*Given problem*.
Reproduce the listing word for word, leaving every picture behind.

*Records to use*.
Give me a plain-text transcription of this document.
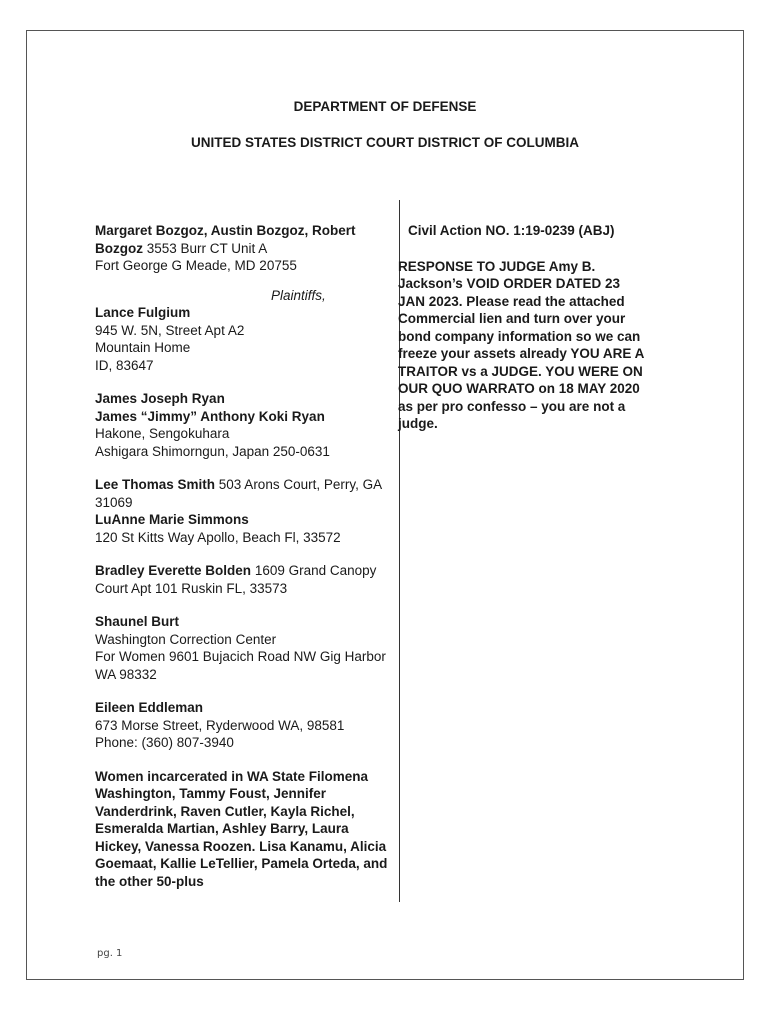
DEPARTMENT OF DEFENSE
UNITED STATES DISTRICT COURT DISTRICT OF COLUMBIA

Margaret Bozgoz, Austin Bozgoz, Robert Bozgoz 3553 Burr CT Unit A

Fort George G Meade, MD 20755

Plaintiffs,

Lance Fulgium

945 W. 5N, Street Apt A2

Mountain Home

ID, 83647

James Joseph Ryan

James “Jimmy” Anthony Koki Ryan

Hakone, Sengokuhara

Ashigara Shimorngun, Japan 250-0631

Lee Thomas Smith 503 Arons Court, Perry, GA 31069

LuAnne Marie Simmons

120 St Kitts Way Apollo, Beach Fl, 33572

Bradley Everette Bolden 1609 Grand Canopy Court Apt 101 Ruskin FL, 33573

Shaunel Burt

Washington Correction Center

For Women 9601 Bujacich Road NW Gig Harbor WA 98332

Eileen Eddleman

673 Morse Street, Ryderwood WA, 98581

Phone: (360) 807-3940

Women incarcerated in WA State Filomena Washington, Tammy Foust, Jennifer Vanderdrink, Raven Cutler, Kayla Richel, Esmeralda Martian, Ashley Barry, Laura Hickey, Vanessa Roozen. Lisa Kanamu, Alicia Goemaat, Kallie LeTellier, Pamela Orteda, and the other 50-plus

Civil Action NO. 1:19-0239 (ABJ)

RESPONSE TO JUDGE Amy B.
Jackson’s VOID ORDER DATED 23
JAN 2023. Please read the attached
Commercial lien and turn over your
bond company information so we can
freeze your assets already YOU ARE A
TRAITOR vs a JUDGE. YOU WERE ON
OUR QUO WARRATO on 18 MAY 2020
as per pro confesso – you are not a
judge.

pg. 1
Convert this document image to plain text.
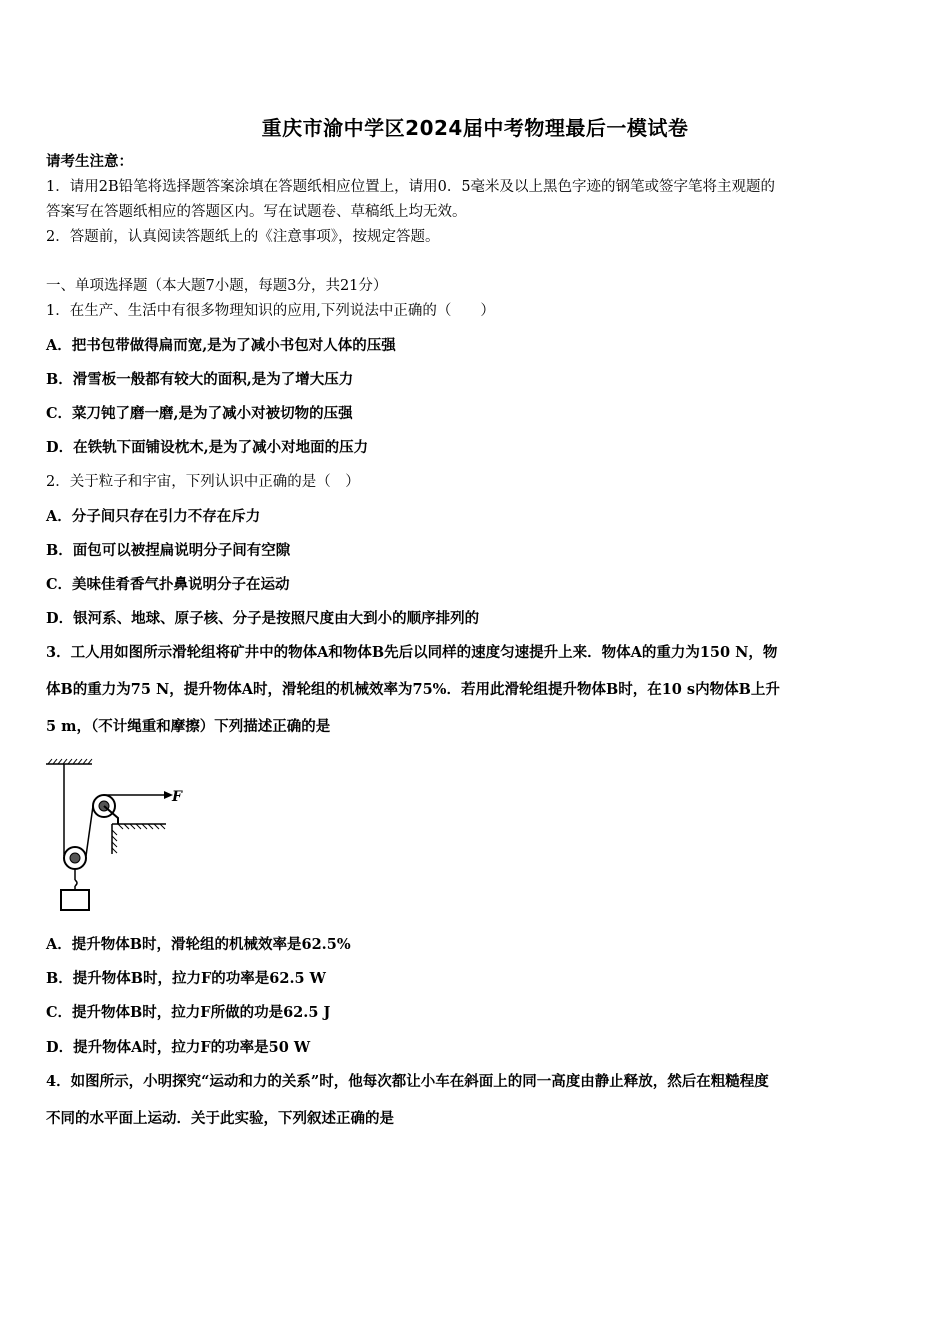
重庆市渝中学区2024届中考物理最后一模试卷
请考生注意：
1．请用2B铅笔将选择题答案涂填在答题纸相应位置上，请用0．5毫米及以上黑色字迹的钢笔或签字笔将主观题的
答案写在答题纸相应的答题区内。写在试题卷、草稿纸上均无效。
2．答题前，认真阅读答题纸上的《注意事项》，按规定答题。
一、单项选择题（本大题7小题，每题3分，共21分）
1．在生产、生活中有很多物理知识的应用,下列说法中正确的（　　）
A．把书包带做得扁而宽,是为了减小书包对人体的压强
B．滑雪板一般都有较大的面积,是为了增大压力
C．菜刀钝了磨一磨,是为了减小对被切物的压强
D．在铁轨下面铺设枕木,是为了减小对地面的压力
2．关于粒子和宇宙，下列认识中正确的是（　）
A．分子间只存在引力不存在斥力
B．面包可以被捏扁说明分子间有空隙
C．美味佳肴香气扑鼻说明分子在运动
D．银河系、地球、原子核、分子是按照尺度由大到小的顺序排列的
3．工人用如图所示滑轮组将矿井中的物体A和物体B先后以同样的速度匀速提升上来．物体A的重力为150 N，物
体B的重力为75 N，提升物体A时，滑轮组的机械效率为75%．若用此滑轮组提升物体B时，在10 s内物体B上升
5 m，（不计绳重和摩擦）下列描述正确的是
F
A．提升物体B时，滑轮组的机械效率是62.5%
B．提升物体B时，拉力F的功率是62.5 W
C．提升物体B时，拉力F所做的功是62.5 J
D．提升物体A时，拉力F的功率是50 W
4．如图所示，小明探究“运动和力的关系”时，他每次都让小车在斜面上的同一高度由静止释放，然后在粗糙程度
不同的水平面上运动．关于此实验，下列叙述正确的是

*Written response*.
Give me a plain-text transcription of this document.
DEPARTMENT OF DEFENSE
UNITED STATES DISTRICT COURT DISTRICT OF COLUMBIA

Margaret Bozgoz, Austin Bozgoz, Robert Bozgoz 3553 Burr CT Unit A

Fort George G Meade, MD 20755

Plaintiffs,

Lance Fulgium

945 W. 5N, Street Apt A2

Mountain Home

ID, 83647

James Joseph Ryan

James “Jimmy” Anthony Koki Ryan

Hakone, Sengokuhara

Ashigara Shimorngun, Japan 250-0631

Lee Thomas Smith 503 Arons Court, Perry, GA 31069

LuAnne Marie Simmons

120 St Kitts Way Apollo, Beach Fl, 33572

Bradley Everette Bolden 1609 Grand Canopy Court Apt 101 Ruskin FL, 33573

Shaunel Burt

Washington Correction Center

For Women 9601 Bujacich Road NW Gig Harbor WA 98332

Eileen Eddleman

673 Morse Street, Ryderwood WA, 98581

Phone: (360) 807-3940

Women incarcerated in WA State Filomena Washington, Tammy Foust, Jennifer Vanderdrink, Raven Cutler, Kayla Richel, Esmeralda Martian, Ashley Barry, Laura Hickey, Vanessa Roozen. Lisa Kanamu, Alicia Goemaat, Kallie LeTellier, Pamela Orteda, and the other 50-plus

Civil Action NO. 1:19-0239 (ABJ)

RESPONSE TO JUDGE Amy B.
Jackson’s VOID ORDER DATED 23
JAN 2023. Please read the attached
Commercial lien and turn over your
bond company information so we can
freeze your assets already YOU ARE A
TRAITOR vs a JUDGE. YOU WERE ON
OUR QUO WARRATO on 18 MAY 2020
as per pro confesso – you are not a
judge.

pg. 1
Convert this document image to plain text.
重庆市渝中学区2024届中考物理最后一模试卷
请考生注意：
1．请用2B铅笔将选择题答案涂填在答题纸相应位置上，请用0．5毫米及以上黑色字迹的钢笔或签字笔将主观题的
答案写在答题纸相应的答题区内。写在试题卷、草稿纸上均无效。
2．答题前，认真阅读答题纸上的《注意事项》，按规定答题。
一、单项选择题（本大题7小题，每题3分，共21分）
1．在生产、生活中有很多物理知识的应用,下列说法中正确的（　　）
A．把书包带做得扁而宽,是为了减小书包对人体的压强
B．滑雪板一般都有较大的面积,是为了增大压力
C．菜刀钝了磨一磨,是为了减小对被切物的压强
D．在铁轨下面铺设枕木,是为了减小对地面的压力
2．关于粒子和宇宙，下列认识中正确的是（　）
A．分子间只存在引力不存在斥力
B．面包可以被捏扁说明分子间有空隙
C．美味佳肴香气扑鼻说明分子在运动
D．银河系、地球、原子核、分子是按照尺度由大到小的顺序排列的
3．工人用如图所示滑轮组将矿井中的物体A和物体B先后以同样的速度匀速提升上来．物体A的重力为150 N，物
体B的重力为75 N，提升物体A时，滑轮组的机械效率为75%．若用此滑轮组提升物体B时，在10 s内物体B上升
5 m，（不计绳重和摩擦）下列描述正确的是
F
A．提升物体B时，滑轮组的机械效率是62.5%
B．提升物体B时，拉力F的功率是62.5 W
C．提升物体B时，拉力F所做的功是62.5 J
D．提升物体A时，拉力F的功率是50 W
4．如图所示，小明探究“运动和力的关系”时，他每次都让小车在斜面上的同一高度由静止释放，然后在粗糙程度
不同的水平面上运动．关于此实验，下列叙述正确的是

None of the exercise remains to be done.